• Task to carry out
Locate and copy all lines bearing the word "source".

• Task input
• • • •
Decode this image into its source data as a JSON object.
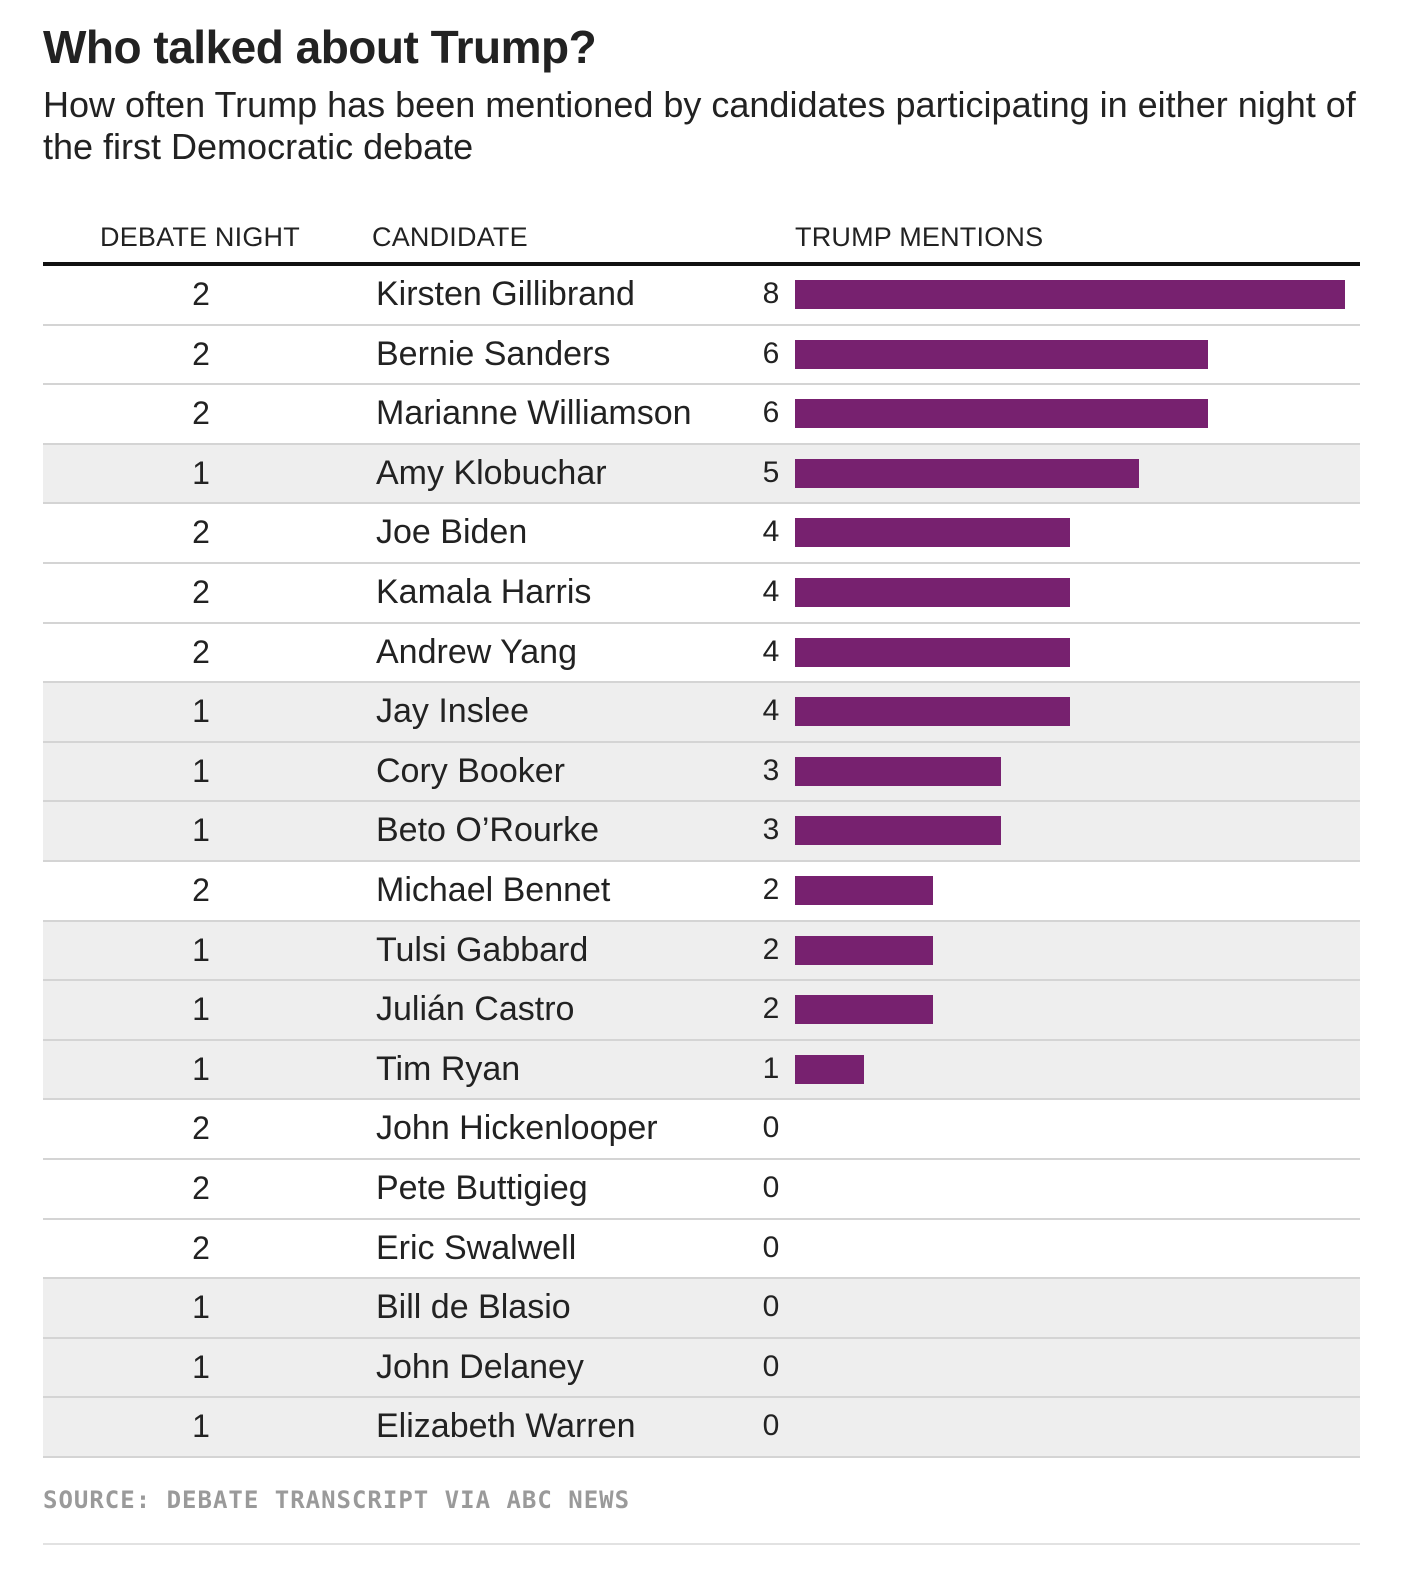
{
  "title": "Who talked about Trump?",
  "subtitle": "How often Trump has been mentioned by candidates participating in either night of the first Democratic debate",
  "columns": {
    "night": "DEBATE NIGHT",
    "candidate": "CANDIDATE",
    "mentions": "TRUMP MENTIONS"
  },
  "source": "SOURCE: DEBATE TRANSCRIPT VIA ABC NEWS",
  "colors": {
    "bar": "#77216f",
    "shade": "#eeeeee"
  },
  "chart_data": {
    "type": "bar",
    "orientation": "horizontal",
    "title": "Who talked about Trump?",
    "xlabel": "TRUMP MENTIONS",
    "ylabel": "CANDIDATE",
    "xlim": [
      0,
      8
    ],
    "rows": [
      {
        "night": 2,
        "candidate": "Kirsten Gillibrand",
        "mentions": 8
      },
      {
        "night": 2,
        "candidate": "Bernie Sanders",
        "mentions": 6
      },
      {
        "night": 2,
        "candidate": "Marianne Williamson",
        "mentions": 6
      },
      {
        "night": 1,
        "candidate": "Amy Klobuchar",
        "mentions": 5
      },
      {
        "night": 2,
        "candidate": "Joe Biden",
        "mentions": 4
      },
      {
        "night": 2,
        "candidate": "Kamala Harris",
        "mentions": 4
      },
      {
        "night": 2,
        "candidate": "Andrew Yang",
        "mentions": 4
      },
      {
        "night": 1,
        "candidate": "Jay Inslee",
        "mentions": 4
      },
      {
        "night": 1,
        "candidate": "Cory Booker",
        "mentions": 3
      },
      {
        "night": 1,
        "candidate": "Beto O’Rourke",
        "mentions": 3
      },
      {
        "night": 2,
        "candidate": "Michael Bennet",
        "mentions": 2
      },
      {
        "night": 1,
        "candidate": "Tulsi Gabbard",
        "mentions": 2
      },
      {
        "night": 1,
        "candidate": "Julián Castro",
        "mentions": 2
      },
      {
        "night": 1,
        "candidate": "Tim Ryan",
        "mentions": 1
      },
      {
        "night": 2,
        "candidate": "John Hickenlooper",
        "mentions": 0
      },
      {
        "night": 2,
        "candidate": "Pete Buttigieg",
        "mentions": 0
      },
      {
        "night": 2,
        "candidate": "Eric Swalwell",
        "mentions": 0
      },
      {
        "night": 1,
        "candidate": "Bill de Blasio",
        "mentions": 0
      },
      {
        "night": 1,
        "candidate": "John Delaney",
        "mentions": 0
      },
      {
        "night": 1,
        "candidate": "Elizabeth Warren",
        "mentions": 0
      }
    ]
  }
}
• • • •
• Result for this task
Decode this image into its source data as a JSON object.
  "source": "SOURCE: DEBATE TRANSCRIPT VIA ABC NEWS",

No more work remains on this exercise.